Locate each line in the material below that contains the word "there", and copy those lines out in full.

● RECORDED DATA:
-- begin --
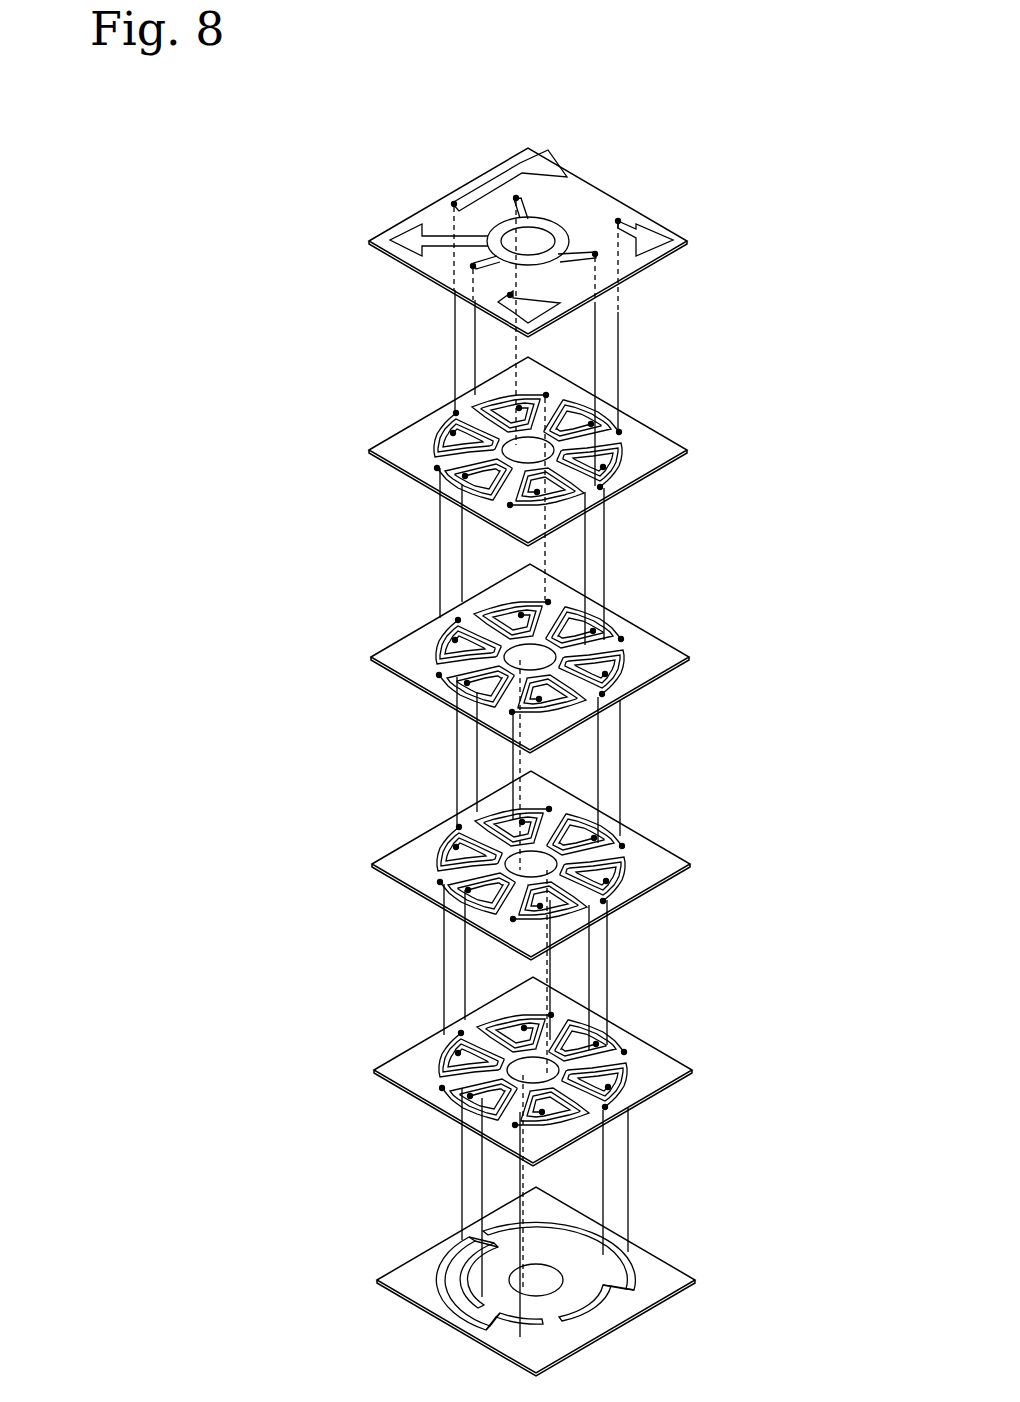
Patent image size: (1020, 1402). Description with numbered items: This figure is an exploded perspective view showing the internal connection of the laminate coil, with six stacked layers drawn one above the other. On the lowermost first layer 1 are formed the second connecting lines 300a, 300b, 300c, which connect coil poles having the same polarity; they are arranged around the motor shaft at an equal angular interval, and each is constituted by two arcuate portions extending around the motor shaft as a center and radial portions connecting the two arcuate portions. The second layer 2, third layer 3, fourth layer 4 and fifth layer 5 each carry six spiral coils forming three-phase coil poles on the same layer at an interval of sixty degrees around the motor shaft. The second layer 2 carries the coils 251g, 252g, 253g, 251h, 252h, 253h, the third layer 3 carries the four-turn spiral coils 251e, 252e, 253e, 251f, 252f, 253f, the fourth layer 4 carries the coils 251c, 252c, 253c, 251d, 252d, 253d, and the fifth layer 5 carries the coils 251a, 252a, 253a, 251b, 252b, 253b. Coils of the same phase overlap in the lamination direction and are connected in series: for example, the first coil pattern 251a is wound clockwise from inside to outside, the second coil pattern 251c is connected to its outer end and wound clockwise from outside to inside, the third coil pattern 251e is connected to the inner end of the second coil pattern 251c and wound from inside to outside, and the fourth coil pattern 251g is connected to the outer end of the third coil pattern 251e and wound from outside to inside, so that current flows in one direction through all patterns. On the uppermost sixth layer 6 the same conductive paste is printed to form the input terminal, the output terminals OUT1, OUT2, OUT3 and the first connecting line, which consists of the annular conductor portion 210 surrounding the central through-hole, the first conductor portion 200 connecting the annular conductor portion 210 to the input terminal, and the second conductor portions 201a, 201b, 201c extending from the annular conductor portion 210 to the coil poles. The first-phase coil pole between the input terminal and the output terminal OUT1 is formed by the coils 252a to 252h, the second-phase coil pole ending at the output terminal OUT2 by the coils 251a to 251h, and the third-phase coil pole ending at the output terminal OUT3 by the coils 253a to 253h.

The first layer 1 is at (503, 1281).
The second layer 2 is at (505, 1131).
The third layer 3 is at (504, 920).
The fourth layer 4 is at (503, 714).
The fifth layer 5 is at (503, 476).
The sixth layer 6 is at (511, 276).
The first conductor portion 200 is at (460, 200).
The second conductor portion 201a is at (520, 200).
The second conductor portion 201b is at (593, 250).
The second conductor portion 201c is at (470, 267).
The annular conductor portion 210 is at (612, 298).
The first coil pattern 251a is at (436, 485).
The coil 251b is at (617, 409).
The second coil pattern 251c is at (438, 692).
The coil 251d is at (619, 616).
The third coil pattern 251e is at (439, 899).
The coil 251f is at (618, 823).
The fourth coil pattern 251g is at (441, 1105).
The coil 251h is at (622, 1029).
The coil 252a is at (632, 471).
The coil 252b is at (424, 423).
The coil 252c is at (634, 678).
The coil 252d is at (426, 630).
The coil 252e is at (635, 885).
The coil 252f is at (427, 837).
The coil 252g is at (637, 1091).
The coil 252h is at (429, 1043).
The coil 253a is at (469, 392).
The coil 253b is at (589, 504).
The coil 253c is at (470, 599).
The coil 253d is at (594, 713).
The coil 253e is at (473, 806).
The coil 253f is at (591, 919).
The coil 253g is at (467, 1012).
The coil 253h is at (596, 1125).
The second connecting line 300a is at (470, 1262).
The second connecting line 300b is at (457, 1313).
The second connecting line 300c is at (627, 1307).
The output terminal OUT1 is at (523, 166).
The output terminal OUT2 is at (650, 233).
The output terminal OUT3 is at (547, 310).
-- end --
-- begin --
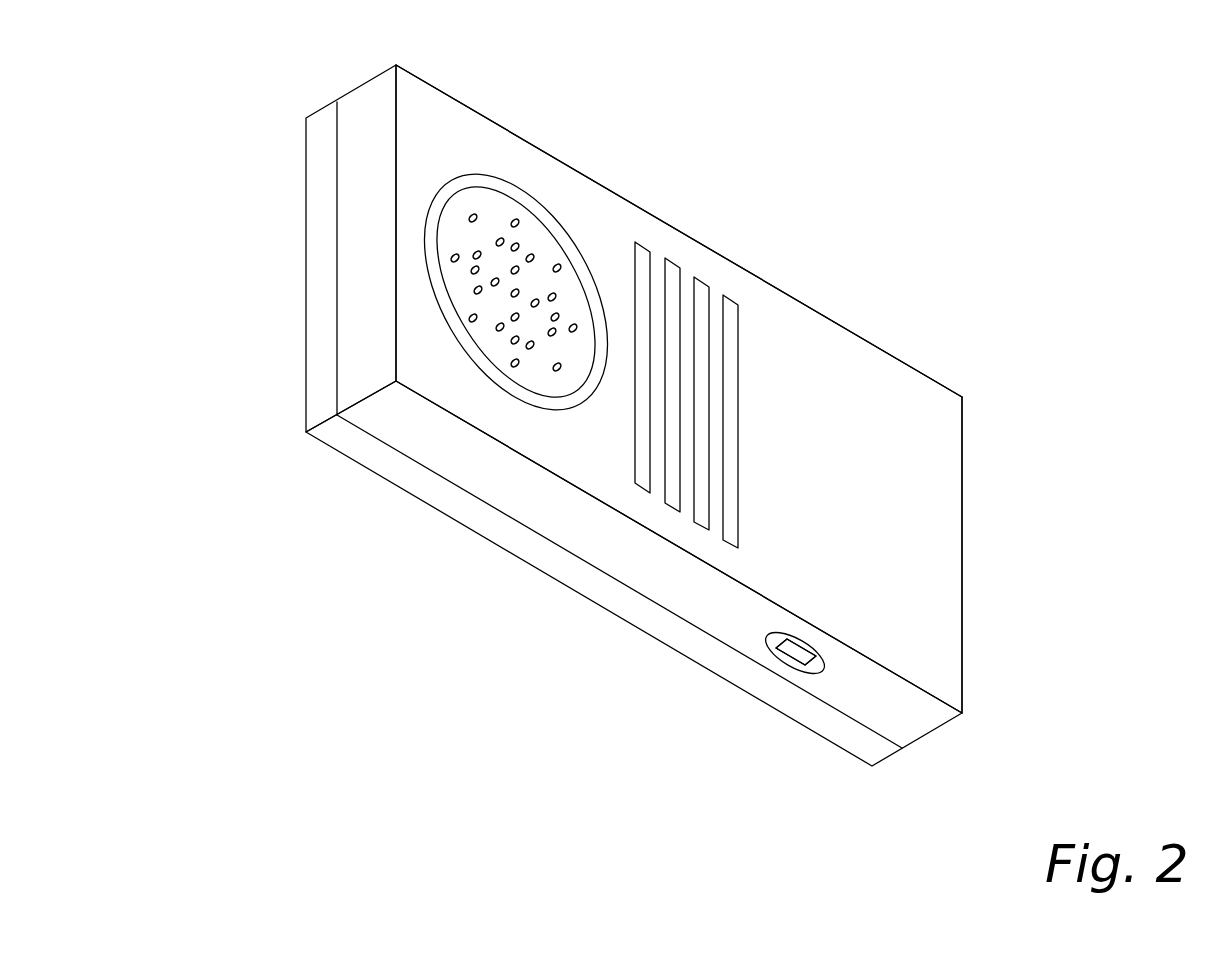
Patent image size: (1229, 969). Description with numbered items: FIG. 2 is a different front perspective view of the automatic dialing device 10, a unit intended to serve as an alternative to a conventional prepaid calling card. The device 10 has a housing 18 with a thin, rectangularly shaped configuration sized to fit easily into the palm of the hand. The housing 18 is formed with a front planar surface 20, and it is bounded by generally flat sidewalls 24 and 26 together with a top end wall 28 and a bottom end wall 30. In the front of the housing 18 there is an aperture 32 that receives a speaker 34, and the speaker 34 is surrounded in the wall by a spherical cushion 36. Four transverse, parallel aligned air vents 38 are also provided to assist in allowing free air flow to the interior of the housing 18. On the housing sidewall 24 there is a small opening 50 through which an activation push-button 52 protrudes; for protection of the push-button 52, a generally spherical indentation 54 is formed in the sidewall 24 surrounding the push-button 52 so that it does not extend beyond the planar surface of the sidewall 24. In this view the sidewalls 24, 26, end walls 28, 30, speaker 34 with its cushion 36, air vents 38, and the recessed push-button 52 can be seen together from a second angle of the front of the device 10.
-- end --
-- begin --
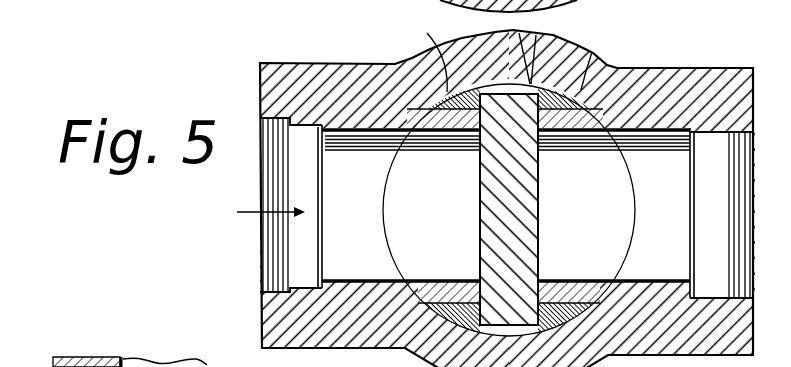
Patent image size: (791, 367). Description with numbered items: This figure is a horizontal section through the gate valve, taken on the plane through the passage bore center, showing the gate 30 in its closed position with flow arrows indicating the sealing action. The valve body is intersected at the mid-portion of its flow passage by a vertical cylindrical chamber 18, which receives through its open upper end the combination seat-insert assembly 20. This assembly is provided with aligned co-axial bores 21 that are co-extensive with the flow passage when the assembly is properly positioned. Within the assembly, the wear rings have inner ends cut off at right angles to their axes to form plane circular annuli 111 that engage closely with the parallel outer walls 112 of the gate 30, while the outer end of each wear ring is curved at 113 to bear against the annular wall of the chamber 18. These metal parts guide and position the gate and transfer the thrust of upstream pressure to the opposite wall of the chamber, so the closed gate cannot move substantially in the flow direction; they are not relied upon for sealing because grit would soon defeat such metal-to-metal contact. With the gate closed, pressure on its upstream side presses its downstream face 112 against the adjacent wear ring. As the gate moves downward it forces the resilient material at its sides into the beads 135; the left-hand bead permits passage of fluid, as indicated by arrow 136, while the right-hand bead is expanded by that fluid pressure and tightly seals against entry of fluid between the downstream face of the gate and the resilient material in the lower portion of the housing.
-- end --
● TASK RESULT:
Patent image size: (1229, 969). Description with numbered items: FIG. 2 is a different front perspective view of the automatic dialing device 10, a unit intended to serve as an alternative to a conventional prepaid calling card. The device 10 has a housing 18 with a thin, rectangularly shaped configuration sized to fit easily into the palm of the hand. The housing 18 is formed with a front planar surface 20, and it is bounded by generally flat sidewalls 24 and 26 together with a top end wall 28 and a bottom end wall 30. In the front of the housing 18 there is an aperture 32 that receives a speaker 34, and the speaker 34 is surrounded in the wall by a spherical cushion 36. Four transverse, parallel aligned air vents 38 are also provided to assist in allowing free air flow to the interior of the housing 18. On the housing sidewall 24 there is a small opening 50 through which an activation push-button 52 protrudes; for protection of the push-button 52, a generally spherical indentation 54 is formed in the sidewall 24 surrounding the push-button 52 so that it does not extend beyond the planar surface of the sidewall 24. In this view the sidewalls 24, 26, end walls 28, 30, speaker 34 with its cushion 36, air vents 38, and the recessed push-button 52 can be seen together from a second angle of the front of the device 10.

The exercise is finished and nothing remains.